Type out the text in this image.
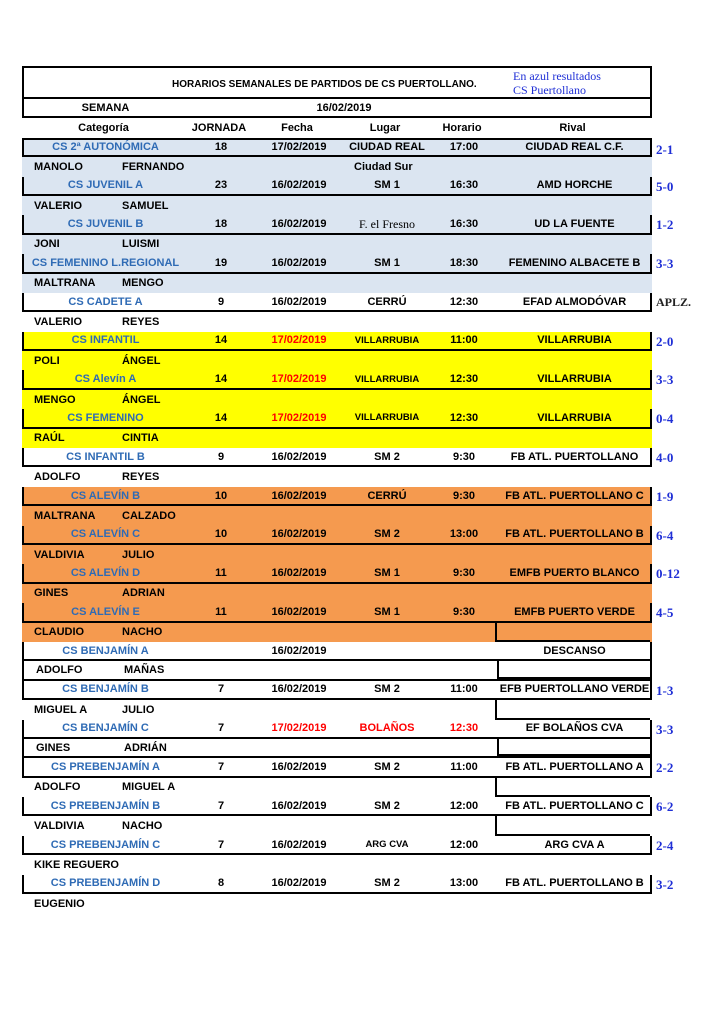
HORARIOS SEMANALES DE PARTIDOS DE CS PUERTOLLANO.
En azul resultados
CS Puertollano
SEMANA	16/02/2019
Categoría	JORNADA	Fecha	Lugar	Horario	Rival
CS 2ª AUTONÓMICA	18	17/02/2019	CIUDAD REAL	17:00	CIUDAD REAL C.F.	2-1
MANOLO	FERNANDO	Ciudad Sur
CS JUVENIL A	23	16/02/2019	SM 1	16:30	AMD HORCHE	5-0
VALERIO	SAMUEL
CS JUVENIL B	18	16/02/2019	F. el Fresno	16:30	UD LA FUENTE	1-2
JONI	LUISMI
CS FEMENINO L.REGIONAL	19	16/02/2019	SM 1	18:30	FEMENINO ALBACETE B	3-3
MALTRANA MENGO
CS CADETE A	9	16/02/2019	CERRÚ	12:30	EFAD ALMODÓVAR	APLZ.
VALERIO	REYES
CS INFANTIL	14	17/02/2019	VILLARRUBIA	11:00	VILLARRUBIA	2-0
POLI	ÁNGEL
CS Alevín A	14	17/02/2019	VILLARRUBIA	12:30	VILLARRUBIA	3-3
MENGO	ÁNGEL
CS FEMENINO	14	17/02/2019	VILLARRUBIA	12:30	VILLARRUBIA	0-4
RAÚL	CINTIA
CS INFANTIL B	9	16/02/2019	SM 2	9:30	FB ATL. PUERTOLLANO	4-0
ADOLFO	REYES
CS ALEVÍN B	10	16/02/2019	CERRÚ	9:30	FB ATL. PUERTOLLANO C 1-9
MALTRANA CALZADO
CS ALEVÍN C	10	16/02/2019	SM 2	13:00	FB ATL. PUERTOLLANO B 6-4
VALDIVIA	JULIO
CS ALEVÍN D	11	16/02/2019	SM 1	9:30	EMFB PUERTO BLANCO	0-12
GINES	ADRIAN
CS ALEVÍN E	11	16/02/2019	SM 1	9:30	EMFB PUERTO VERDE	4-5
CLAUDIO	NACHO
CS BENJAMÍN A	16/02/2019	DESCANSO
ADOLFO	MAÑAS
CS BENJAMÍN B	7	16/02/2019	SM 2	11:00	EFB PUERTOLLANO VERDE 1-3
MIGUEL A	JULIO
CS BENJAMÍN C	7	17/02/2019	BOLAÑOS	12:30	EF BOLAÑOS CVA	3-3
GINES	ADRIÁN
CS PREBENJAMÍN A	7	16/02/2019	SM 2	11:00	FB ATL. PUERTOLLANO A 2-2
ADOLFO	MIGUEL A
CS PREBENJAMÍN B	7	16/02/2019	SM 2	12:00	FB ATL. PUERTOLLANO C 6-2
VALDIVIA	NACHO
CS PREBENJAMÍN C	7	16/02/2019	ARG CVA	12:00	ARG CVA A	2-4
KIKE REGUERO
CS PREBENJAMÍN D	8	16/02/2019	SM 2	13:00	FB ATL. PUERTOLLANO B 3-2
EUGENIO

=====

WRITTEN INSTRUCTION:
Search the data above for the string "JUVENIL" and return every line that has it.

PROBLEM SOLUTION:
CS JUVENIL A	23	16/02/2019	SM 1	16:30	AMD HORCHE	5-0
CS JUVENIL B	18	16/02/2019	F. el Fresno	16:30	UD LA FUENTE	1-2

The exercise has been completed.